> **Set exercise**: Where a line contains the word "marker", copy that line.

[Extracted records]
#####
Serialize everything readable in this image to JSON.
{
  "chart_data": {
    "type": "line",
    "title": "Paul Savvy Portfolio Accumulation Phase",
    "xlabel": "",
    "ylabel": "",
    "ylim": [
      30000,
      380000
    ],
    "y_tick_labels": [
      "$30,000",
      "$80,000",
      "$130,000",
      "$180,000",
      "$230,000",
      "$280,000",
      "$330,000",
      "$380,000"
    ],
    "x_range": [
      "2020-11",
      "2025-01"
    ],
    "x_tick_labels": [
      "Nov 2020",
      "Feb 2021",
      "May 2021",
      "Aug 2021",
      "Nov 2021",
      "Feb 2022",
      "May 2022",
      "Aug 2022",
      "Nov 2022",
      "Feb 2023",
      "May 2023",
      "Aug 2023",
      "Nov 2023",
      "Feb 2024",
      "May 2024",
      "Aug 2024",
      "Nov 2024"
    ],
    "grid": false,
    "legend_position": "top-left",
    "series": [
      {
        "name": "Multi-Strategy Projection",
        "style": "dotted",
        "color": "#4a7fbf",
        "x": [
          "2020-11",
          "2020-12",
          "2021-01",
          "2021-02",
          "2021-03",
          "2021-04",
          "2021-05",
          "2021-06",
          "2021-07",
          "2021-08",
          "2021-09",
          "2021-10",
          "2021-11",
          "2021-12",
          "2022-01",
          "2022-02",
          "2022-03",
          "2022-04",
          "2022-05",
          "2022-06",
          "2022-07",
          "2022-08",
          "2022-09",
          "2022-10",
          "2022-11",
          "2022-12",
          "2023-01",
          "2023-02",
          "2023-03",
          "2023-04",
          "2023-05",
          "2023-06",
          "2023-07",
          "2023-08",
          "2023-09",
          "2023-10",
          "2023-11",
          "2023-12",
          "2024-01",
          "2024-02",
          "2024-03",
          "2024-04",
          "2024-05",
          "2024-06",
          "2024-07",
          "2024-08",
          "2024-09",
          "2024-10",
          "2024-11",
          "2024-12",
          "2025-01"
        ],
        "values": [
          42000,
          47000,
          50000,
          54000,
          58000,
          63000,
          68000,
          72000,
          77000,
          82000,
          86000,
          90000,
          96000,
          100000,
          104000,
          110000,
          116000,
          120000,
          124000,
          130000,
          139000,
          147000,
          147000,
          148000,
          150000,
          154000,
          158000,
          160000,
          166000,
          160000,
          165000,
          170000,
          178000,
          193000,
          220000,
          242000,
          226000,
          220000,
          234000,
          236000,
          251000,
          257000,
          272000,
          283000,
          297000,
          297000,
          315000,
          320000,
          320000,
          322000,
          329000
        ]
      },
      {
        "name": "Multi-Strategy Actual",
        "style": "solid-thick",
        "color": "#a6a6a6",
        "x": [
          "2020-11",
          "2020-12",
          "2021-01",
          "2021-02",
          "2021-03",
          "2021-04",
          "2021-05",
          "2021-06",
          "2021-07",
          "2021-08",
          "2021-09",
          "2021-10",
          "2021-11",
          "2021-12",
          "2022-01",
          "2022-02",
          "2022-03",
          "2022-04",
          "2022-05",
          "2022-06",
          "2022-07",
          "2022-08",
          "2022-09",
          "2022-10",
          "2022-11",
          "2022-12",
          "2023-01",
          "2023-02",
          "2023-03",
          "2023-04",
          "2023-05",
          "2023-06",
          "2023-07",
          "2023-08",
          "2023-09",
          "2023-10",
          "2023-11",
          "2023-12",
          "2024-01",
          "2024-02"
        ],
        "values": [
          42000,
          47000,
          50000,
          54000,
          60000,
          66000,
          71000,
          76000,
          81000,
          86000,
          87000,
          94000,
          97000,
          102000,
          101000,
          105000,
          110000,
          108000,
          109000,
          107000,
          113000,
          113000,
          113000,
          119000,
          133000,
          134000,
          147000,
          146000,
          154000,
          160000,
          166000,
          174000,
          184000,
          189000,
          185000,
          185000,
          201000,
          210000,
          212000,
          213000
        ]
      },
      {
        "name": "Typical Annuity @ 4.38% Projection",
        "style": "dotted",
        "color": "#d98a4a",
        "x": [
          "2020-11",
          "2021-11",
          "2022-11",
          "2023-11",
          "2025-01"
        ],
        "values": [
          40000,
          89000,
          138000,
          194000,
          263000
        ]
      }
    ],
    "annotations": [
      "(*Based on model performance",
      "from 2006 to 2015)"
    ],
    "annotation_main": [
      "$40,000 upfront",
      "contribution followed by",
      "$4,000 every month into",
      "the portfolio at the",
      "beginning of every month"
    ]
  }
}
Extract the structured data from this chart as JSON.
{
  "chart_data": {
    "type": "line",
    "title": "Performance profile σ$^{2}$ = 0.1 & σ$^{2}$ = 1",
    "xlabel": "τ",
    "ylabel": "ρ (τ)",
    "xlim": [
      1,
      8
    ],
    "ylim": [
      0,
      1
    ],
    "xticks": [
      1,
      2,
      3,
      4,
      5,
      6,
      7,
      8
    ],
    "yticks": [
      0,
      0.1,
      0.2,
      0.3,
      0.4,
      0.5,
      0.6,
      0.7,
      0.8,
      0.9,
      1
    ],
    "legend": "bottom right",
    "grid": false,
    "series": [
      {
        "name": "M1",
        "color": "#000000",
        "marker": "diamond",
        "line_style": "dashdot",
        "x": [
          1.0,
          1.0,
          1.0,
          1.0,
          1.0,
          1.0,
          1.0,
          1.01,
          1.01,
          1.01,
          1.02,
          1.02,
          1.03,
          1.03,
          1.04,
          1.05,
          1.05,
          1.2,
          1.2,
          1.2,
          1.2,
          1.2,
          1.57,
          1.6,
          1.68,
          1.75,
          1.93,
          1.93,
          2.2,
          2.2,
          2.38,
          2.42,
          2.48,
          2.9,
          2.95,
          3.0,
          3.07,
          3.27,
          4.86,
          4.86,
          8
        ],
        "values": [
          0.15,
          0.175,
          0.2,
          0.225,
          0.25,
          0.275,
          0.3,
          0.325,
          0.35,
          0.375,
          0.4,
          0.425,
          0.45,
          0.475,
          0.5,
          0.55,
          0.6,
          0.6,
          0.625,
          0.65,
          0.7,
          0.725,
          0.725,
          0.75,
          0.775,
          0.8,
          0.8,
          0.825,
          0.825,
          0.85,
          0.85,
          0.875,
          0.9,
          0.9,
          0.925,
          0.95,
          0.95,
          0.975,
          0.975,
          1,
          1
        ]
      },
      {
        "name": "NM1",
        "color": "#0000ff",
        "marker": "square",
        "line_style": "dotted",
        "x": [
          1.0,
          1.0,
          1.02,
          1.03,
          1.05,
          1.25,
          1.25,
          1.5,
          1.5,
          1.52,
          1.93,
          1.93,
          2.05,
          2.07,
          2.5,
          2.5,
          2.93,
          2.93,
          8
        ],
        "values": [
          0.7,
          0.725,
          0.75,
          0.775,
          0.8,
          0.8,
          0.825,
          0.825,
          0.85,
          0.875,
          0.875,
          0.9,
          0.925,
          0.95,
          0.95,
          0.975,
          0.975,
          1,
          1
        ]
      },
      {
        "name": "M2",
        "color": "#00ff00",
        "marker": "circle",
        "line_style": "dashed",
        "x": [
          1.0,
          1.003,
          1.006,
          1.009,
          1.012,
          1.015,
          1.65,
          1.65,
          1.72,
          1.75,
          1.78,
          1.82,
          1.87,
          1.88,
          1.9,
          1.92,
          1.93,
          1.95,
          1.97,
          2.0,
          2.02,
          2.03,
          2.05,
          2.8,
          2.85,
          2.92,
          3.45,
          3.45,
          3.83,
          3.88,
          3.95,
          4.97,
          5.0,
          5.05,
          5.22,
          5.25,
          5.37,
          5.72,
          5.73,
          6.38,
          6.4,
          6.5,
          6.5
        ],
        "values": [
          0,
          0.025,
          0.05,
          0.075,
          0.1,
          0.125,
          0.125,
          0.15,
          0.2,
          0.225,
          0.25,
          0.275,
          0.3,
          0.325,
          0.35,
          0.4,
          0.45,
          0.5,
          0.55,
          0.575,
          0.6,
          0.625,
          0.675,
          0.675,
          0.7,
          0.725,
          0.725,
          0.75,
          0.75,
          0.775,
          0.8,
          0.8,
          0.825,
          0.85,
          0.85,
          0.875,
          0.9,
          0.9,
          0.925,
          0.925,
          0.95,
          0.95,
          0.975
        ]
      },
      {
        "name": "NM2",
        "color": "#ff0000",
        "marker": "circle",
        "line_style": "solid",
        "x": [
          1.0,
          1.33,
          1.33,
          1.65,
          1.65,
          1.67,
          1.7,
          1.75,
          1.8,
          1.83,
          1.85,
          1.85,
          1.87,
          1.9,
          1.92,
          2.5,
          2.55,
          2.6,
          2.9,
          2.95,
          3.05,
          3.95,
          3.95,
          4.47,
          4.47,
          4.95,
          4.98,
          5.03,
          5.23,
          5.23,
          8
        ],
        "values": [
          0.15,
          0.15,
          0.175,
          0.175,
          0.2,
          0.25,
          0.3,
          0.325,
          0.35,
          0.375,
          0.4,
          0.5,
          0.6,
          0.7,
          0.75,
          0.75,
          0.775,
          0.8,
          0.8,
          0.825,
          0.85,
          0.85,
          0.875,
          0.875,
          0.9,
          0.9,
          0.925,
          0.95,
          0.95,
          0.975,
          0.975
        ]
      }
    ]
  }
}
#####
> **Task response**:
        "marker": "diamond",
        "marker": "square",
        "marker": "circle",
        "marker": "circle",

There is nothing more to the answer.